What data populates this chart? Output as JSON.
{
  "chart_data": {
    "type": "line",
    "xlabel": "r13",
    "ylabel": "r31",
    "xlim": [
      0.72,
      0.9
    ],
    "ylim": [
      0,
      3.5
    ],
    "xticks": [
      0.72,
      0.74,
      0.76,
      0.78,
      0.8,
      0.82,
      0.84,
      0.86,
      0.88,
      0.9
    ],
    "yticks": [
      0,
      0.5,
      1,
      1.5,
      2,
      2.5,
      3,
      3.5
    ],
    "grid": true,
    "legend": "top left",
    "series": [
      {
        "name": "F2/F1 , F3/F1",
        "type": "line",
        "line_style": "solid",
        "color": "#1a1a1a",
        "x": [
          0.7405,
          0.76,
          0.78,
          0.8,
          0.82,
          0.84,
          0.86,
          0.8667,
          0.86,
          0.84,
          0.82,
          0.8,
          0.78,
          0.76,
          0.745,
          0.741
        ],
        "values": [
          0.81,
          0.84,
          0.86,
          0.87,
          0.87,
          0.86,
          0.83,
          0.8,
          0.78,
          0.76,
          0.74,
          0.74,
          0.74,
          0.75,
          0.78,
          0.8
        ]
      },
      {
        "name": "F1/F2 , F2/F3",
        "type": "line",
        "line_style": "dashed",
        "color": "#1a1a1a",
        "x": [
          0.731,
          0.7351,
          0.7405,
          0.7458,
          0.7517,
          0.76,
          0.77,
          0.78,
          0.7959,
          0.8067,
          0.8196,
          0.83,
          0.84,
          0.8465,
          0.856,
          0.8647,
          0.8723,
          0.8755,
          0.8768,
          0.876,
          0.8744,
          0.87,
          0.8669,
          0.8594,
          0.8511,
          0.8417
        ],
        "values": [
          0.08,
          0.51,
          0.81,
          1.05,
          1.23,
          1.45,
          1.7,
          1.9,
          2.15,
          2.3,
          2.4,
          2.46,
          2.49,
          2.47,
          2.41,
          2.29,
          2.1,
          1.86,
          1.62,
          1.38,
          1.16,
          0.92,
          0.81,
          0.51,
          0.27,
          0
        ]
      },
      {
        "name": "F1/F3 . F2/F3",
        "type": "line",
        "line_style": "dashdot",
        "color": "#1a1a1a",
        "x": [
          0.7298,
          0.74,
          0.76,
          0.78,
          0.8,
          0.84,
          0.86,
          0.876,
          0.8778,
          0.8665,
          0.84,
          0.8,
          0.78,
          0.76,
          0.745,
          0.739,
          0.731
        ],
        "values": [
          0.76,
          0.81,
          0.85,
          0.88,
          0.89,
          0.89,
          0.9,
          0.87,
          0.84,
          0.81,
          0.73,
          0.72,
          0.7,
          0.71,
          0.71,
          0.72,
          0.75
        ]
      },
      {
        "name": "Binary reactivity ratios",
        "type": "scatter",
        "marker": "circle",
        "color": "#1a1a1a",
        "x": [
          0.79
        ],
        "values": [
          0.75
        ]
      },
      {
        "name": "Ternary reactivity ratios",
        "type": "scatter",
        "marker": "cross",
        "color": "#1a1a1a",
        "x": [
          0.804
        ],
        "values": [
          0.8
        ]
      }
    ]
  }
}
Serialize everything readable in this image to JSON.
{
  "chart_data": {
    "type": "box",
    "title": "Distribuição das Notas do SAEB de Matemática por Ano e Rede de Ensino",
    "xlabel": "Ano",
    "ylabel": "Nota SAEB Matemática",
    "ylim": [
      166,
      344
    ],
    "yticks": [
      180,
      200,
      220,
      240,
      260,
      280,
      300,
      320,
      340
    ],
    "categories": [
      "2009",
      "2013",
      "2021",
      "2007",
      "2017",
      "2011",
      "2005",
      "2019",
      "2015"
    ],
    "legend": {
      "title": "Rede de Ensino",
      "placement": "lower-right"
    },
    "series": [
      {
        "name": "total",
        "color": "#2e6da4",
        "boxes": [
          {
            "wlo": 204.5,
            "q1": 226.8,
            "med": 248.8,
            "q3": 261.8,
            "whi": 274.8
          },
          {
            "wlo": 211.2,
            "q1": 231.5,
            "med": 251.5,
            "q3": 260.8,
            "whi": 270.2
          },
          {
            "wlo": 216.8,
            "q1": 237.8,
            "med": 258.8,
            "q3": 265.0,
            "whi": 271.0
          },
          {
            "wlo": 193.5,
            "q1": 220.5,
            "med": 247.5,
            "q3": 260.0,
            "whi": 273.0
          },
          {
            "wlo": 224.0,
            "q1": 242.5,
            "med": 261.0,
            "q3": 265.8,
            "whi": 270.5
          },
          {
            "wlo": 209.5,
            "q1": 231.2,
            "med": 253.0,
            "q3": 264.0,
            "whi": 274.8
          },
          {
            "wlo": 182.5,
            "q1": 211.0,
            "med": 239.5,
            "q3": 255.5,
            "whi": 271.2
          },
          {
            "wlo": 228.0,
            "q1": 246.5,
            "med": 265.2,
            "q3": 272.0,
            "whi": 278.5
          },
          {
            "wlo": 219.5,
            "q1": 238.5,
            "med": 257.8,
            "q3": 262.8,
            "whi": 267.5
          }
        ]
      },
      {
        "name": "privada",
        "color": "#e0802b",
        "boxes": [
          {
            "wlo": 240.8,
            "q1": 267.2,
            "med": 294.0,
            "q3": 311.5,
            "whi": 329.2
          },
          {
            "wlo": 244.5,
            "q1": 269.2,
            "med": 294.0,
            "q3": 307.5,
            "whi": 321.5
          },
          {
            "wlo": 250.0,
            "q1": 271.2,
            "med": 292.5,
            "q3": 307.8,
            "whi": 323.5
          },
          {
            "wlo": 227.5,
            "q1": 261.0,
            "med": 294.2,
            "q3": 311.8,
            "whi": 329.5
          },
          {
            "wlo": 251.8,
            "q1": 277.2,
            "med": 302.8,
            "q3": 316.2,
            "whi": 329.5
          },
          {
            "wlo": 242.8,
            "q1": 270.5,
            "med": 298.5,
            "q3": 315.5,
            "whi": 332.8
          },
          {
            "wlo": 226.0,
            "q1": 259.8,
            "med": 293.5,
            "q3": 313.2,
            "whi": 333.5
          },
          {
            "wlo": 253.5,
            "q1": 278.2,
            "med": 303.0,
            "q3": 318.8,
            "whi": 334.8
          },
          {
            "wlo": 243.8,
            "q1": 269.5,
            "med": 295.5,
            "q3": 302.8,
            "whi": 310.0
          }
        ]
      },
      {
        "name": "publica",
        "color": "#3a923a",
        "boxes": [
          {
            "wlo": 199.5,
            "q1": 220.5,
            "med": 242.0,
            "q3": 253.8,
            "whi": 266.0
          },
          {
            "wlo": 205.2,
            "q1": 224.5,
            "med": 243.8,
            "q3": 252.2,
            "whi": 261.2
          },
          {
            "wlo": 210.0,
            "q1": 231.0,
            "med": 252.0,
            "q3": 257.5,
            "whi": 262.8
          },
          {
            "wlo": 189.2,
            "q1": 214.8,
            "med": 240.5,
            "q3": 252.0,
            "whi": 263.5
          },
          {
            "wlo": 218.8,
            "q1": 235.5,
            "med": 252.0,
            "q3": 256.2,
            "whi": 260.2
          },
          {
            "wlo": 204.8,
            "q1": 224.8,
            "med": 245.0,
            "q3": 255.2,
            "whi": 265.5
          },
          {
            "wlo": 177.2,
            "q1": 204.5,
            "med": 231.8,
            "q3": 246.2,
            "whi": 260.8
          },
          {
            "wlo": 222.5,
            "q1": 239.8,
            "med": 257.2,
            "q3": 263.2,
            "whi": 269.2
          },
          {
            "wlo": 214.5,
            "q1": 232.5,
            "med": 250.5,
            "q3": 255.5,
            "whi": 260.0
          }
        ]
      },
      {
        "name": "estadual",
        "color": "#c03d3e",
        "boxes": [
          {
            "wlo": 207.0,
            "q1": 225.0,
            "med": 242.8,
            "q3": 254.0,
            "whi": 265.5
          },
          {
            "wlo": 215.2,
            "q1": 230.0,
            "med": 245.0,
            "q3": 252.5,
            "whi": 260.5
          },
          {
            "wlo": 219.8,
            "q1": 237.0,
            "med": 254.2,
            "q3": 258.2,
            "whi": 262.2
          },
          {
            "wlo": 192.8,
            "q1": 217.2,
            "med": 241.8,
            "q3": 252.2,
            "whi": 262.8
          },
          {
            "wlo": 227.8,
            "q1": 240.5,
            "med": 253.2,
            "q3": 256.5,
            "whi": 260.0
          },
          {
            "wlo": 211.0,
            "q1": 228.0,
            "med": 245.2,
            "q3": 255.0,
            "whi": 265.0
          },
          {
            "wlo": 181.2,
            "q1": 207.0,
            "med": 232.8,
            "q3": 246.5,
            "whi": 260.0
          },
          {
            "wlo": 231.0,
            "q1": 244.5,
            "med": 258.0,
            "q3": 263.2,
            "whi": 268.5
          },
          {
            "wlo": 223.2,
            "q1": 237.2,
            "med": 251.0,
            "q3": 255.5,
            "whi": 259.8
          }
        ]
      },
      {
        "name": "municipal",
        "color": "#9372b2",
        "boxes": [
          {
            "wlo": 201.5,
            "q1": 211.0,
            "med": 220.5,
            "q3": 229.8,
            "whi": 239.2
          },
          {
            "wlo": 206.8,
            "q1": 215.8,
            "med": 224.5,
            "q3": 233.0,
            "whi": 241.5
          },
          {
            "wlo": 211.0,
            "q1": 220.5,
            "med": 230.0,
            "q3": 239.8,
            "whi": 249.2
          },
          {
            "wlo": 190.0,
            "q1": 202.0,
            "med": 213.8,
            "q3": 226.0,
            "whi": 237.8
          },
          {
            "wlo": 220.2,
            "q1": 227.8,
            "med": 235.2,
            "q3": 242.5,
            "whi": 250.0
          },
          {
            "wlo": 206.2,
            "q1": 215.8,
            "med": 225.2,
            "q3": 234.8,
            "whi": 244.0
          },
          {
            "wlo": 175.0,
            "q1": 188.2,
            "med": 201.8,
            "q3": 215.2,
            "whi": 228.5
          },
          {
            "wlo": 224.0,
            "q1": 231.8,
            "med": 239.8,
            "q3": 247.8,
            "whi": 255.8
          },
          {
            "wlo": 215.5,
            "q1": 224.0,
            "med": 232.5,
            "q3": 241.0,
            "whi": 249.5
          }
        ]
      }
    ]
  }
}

:::

WRITTEN EXERCISE
Copy each line in the data that holds the word "name".

SOLUTION FOR THIS PROBLEM
        "name": "F2/F1 , F3/F1",
        "name": "F1/F2 , F2/F3",
        "name": "F1/F3 . F2/F3",
        "name": "Binary reactivity ratios",
        "name": "Ternary reactivity ratios",
        "name": "total",
        "name": "privada",
        "name": "publica",
        "name": "estadual",
        "name": "municipal",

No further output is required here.